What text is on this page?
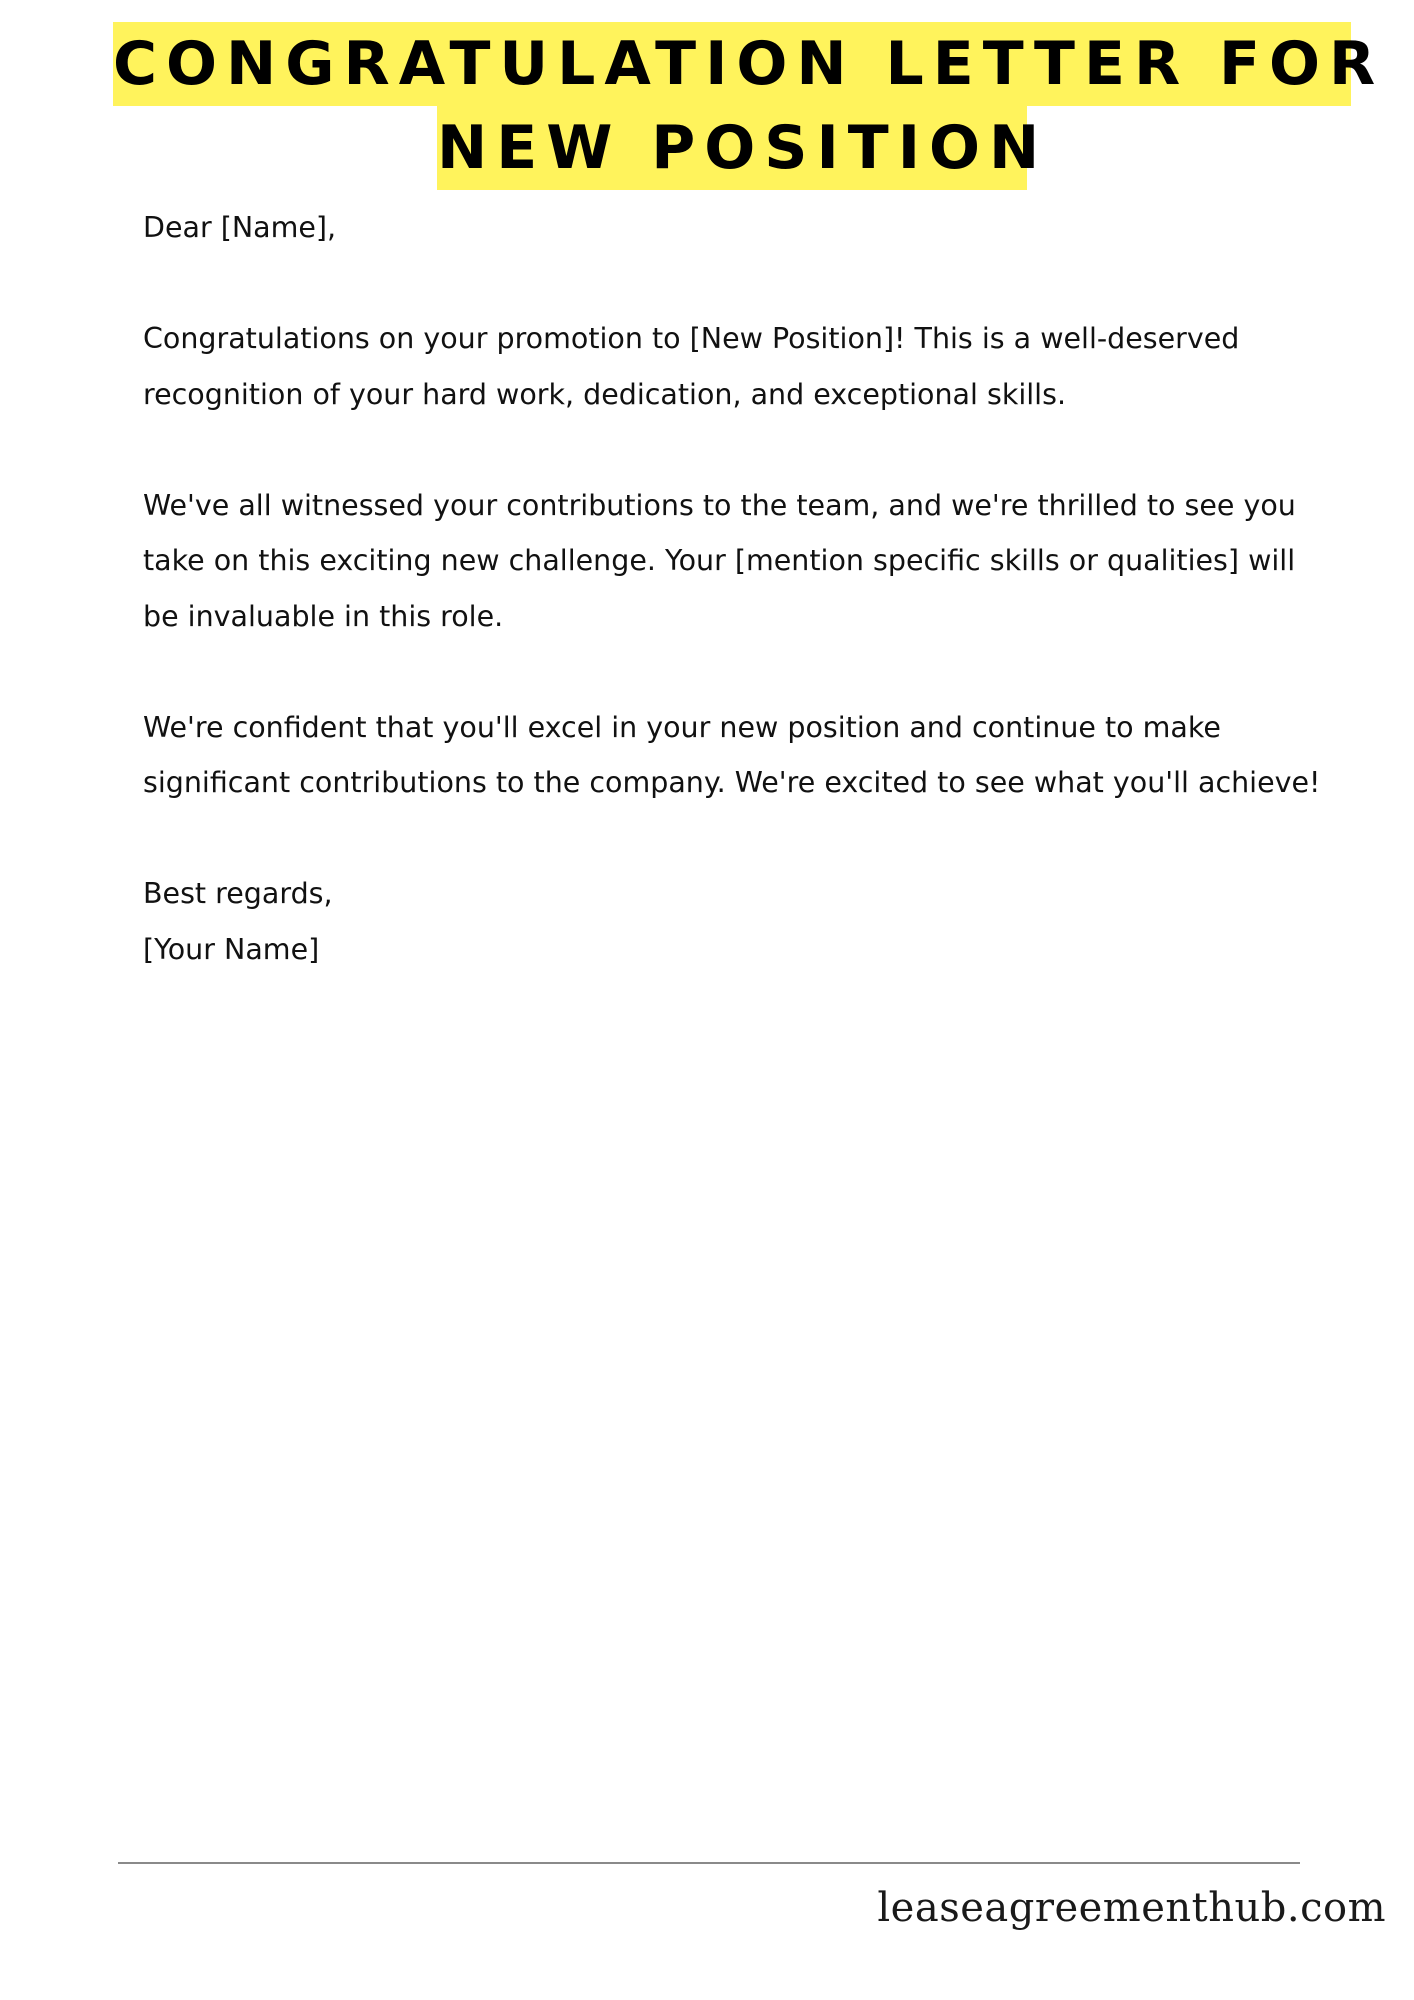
CONGRATULATION LETTER FOR
NEW POSITION

Dear [Name],

Congratulations on your promotion to [New Position]! This is a well-deserved recognition of your hard work, dedication, and exceptional skills.

We've all witnessed your contributions to the team, and we're thrilled to see you take on this exciting new challenge. Your [mention specific skills or qualities] will be invaluable in this role.

We're confident that you'll excel in your new position and continue to make significant contributions to the company. We're excited to see what you'll achieve!

Best regards,

[Your Name]

leaseagreementhub.com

Work instructions →
Output the entries above exactly. Drop the pictures.

Expected output →
What text is on this page?
CONGRATULATION LETTER FOR
NEW POSITION

Dear [Name],

Congratulations on your promotion to [New Position]! This is a well-deserved recognition of your hard work, dedication, and exceptional skills.

We've all witnessed your contributions to the team, and we're thrilled to see you take on this exciting new challenge. Your [mention specific skills or qualities] will be invaluable in this role.

We're confident that you'll excel in your new position and continue to make significant contributions to the company. We're excited to see what you'll achieve!

Best regards,

[Your Name]

leaseagreementhub.com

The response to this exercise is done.